TASK BRIEF - What follows is a listing. Return every line of it exactly.
==== EXERCISE INPUT ====
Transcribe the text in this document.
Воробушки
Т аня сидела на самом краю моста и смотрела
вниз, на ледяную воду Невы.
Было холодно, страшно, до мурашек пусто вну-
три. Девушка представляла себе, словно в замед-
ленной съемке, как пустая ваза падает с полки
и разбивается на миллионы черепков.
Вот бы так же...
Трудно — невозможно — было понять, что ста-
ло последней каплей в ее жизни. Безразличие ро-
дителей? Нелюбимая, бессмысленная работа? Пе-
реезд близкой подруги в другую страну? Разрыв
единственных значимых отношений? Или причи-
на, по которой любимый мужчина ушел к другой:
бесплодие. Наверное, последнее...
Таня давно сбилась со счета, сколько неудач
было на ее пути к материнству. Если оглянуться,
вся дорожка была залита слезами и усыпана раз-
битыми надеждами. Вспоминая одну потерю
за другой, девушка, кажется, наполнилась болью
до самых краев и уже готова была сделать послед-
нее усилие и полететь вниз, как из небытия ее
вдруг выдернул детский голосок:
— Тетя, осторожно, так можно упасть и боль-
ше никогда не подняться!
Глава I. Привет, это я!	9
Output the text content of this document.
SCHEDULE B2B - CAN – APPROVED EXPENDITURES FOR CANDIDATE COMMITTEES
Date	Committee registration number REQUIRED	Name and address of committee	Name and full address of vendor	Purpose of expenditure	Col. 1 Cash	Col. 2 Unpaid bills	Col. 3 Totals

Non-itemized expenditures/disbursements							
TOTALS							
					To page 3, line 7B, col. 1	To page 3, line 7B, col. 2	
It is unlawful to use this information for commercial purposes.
====
TASK SOLUTION -
Transcribe the text in this document.
Воробушки
Т аня сидела на самом краю моста и смотрела
вниз, на ледяную воду Невы.
Было холодно, страшно, до мурашек пусто вну-
три. Девушка представляла себе, словно в замед-
ленной съемке, как пустая ваза падает с полки
и разбивается на миллионы черепков.
Вот бы так же...
Трудно — невозможно — было понять, что ста-
ло последней каплей в ее жизни. Безразличие ро-
дителей? Нелюбимая, бессмысленная работа? Пе-
реезд близкой подруги в другую страну? Разрыв
единственных значимых отношений? Или причи-
на, по которой любимый мужчина ушел к другой:
бесплодие. Наверное, последнее...
Таня давно сбилась со счета, сколько неудач
было на ее пути к материнству. Если оглянуться,
вся дорожка была залита слезами и усыпана раз-
битыми надеждами. Вспоминая одну потерю
за другой, девушка, кажется, наполнилась болью
до самых краев и уже готова была сделать послед-
нее усилие и полететь вниз, как из небытия ее
вдруг выдернул детский голосок:
— Тетя, осторожно, так можно упасть и боль-
ше никогда не подняться!
Глава I. Привет, это я!	9
Output the text content of this document.
SCHEDULE B2B - CAN – APPROVED EXPENDITURES FOR CANDIDATE COMMITTEES
Date	Committee registration number REQUIRED	Name and address of committee	Name and full address of vendor	Purpose of expenditure	Col. 1 Cash	Col. 2 Unpaid bills	Col. 3 Totals

Non-itemized expenditures/disbursements							
TOTALS							
					To page 3, line 7B, col. 1	To page 3, line 7B, col. 2	
It is unlawful to use this information for commercial purposes.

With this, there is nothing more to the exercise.